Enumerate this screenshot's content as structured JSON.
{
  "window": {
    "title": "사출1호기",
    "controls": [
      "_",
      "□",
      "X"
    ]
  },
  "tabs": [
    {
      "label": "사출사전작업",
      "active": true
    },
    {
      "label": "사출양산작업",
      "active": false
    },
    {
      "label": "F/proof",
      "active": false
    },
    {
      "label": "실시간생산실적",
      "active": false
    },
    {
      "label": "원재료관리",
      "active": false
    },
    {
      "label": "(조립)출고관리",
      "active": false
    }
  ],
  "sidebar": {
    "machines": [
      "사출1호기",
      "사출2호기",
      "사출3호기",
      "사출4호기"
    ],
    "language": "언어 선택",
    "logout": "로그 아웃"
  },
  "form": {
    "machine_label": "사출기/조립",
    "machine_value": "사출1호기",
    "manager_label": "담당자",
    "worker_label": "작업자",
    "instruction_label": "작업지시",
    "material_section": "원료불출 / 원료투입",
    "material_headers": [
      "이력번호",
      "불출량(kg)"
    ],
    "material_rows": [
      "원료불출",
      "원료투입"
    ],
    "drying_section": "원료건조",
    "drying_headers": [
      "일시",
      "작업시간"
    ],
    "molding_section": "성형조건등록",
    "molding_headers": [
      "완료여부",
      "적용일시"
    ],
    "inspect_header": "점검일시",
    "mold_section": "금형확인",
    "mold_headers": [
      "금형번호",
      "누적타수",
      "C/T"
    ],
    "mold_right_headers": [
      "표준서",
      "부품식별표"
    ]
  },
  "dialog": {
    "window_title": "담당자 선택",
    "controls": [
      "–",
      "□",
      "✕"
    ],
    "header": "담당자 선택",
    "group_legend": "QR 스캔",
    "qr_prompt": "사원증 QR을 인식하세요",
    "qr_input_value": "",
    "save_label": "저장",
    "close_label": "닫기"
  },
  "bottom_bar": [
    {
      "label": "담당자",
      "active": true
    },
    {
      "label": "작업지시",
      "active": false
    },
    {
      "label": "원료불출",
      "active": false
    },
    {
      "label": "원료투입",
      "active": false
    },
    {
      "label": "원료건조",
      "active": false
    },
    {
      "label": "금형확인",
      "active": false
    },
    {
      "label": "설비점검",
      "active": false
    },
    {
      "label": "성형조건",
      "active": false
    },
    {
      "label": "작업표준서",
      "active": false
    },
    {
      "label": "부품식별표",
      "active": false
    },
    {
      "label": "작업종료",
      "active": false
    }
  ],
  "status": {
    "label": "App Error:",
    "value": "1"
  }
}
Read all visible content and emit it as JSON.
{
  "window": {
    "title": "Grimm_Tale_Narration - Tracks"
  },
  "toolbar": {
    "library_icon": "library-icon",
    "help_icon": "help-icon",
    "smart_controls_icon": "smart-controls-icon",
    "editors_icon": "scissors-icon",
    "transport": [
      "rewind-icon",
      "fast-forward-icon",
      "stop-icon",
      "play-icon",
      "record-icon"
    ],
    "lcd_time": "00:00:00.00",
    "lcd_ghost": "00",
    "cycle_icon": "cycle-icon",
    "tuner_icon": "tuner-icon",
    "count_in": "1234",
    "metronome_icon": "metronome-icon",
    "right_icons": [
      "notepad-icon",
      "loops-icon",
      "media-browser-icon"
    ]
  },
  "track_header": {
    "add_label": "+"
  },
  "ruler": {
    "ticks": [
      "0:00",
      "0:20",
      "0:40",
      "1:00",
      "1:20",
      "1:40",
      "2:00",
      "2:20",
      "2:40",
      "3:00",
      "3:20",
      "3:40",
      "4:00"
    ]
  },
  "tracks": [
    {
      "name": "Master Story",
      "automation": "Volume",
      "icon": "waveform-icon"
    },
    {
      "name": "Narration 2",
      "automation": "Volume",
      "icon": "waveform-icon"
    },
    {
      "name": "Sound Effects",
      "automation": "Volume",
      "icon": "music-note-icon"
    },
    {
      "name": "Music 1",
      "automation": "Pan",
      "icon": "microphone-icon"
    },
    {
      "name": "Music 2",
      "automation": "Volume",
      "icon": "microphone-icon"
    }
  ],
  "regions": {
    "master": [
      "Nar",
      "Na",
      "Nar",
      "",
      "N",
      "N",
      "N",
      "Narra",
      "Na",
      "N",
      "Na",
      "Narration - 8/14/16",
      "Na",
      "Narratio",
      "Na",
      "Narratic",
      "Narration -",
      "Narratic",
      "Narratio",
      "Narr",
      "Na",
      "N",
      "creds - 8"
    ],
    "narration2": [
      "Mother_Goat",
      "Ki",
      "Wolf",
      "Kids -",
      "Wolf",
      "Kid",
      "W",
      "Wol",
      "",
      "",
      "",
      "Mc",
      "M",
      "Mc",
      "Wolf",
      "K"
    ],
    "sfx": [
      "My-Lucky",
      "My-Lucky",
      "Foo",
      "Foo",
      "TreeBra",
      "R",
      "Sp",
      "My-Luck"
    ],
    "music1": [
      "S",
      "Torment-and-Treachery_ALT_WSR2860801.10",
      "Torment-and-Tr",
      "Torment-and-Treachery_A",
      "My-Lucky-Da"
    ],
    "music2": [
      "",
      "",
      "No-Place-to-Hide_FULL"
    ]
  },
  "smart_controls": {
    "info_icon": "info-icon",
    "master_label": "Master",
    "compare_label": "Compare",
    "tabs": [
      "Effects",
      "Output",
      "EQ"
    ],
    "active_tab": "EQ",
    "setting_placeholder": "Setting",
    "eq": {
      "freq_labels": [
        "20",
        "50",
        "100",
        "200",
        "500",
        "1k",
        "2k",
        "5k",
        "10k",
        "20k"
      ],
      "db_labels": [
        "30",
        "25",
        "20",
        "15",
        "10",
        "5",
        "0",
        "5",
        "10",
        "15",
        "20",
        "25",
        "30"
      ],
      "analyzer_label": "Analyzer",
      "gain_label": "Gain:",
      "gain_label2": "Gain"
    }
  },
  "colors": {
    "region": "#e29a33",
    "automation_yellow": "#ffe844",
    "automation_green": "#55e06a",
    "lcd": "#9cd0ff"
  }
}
==*==
### [Brief]
Every entry above should be retyped exactly as shown.

### [Result]
Enumerate this screenshot's content as structured JSON.
{
  "window": {
    "title": "사출1호기",
    "controls": [
      "_",
      "□",
      "X"
    ]
  },
  "tabs": [
    {
      "label": "사출사전작업",
      "active": true
    },
    {
      "label": "사출양산작업",
      "active": false
    },
    {
      "label": "F/proof",
      "active": false
    },
    {
      "label": "실시간생산실적",
      "active": false
    },
    {
      "label": "원재료관리",
      "active": false
    },
    {
      "label": "(조립)출고관리",
      "active": false
    }
  ],
  "sidebar": {
    "machines": [
      "사출1호기",
      "사출2호기",
      "사출3호기",
      "사출4호기"
    ],
    "language": "언어 선택",
    "logout": "로그 아웃"
  },
  "form": {
    "machine_label": "사출기/조립",
    "machine_value": "사출1호기",
    "manager_label": "담당자",
    "worker_label": "작업자",
    "instruction_label": "작업지시",
    "material_section": "원료불출 / 원료투입",
    "material_headers": [
      "이력번호",
      "불출량(kg)"
    ],
    "material_rows": [
      "원료불출",
      "원료투입"
    ],
    "drying_section": "원료건조",
    "drying_headers": [
      "일시",
      "작업시간"
    ],
    "molding_section": "성형조건등록",
    "molding_headers": [
      "완료여부",
      "적용일시"
    ],
    "inspect_header": "점검일시",
    "mold_section": "금형확인",
    "mold_headers": [
      "금형번호",
      "누적타수",
      "C/T"
    ],
    "mold_right_headers": [
      "표준서",
      "부품식별표"
    ]
  },
  "dialog": {
    "window_title": "담당자 선택",
    "controls": [
      "–",
      "□",
      "✕"
    ],
    "header": "담당자 선택",
    "group_legend": "QR 스캔",
    "qr_prompt": "사원증 QR을 인식하세요",
    "qr_input_value": "",
    "save_label": "저장",
    "close_label": "닫기"
  },
  "bottom_bar": [
    {
      "label": "담당자",
      "active": true
    },
    {
      "label": "작업지시",
      "active": false
    },
    {
      "label": "원료불출",
      "active": false
    },
    {
      "label": "원료투입",
      "active": false
    },
    {
      "label": "원료건조",
      "active": false
    },
    {
      "label": "금형확인",
      "active": false
    },
    {
      "label": "설비점검",
      "active": false
    },
    {
      "label": "성형조건",
      "active": false
    },
    {
      "label": "작업표준서",
      "active": false
    },
    {
      "label": "부품식별표",
      "active": false
    },
    {
      "label": "작업종료",
      "active": false
    }
  ],
  "status": {
    "label": "App Error:",
    "value": "1"
  }
}
Read all visible content and emit it as JSON.
{
  "window": {
    "title": "Grimm_Tale_Narration - Tracks"
  },
  "toolbar": {
    "library_icon": "library-icon",
    "help_icon": "help-icon",
    "smart_controls_icon": "smart-controls-icon",
    "editors_icon": "scissors-icon",
    "transport": [
      "rewind-icon",
      "fast-forward-icon",
      "stop-icon",
      "play-icon",
      "record-icon"
    ],
    "lcd_time": "00:00:00.00",
    "lcd_ghost": "00",
    "cycle_icon": "cycle-icon",
    "tuner_icon": "tuner-icon",
    "count_in": "1234",
    "metronome_icon": "metronome-icon",
    "right_icons": [
      "notepad-icon",
      "loops-icon",
      "media-browser-icon"
    ]
  },
  "track_header": {
    "add_label": "+"
  },
  "ruler": {
    "ticks": [
      "0:00",
      "0:20",
      "0:40",
      "1:00",
      "1:20",
      "1:40",
      "2:00",
      "2:20",
      "2:40",
      "3:00",
      "3:20",
      "3:40",
      "4:00"
    ]
  },
  "tracks": [
    {
      "name": "Master Story",
      "automation": "Volume",
      "icon": "waveform-icon"
    },
    {
      "name": "Narration 2",
      "automation": "Volume",
      "icon": "waveform-icon"
    },
    {
      "name": "Sound Effects",
      "automation": "Volume",
      "icon": "music-note-icon"
    },
    {
      "name": "Music 1",
      "automation": "Pan",
      "icon": "microphone-icon"
    },
    {
      "name": "Music 2",
      "automation": "Volume",
      "icon": "microphone-icon"
    }
  ],
  "regions": {
    "master": [
      "Nar",
      "Na",
      "Nar",
      "",
      "N",
      "N",
      "N",
      "Narra",
      "Na",
      "N",
      "Na",
      "Narration - 8/14/16",
      "Na",
      "Narratio",
      "Na",
      "Narratic",
      "Narration -",
      "Narratic",
      "Narratio",
      "Narr",
      "Na",
      "N",
      "creds - 8"
    ],
    "narration2": [
      "Mother_Goat",
      "Ki",
      "Wolf",
      "Kids -",
      "Wolf",
      "Kid",
      "W",
      "Wol",
      "",
      "",
      "",
      "Mc",
      "M",
      "Mc",
      "Wolf",
      "K"
    ],
    "sfx": [
      "My-Lucky",
      "My-Lucky",
      "Foo",
      "Foo",
      "TreeBra",
      "R",
      "Sp",
      "My-Luck"
    ],
    "music1": [
      "S",
      "Torment-and-Treachery_ALT_WSR2860801.10",
      "Torment-and-Tr",
      "Torment-and-Treachery_A",
      "My-Lucky-Da"
    ],
    "music2": [
      "",
      "",
      "No-Place-to-Hide_FULL"
    ]
  },
  "smart_controls": {
    "info_icon": "info-icon",
    "master_label": "Master",
    "compare_label": "Compare",
    "tabs": [
      "Effects",
      "Output",
      "EQ"
    ],
    "active_tab": "EQ",
    "setting_placeholder": "Setting",
    "eq": {
      "freq_labels": [
        "20",
        "50",
        "100",
        "200",
        "500",
        "1k",
        "2k",
        "5k",
        "10k",
        "20k"
      ],
      "db_labels": [
        "30",
        "25",
        "20",
        "15",
        "10",
        "5",
        "0",
        "5",
        "10",
        "15",
        "20",
        "25",
        "30"
      ],
      "analyzer_label": "Analyzer",
      "gain_label": "Gain:",
      "gain_label2": "Gain"
    }
  },
  "colors": {
    "region": "#e29a33",
    "automation_yellow": "#ffe844",
    "automation_green": "#55e06a",
    "lcd": "#9cd0ff"
  }
}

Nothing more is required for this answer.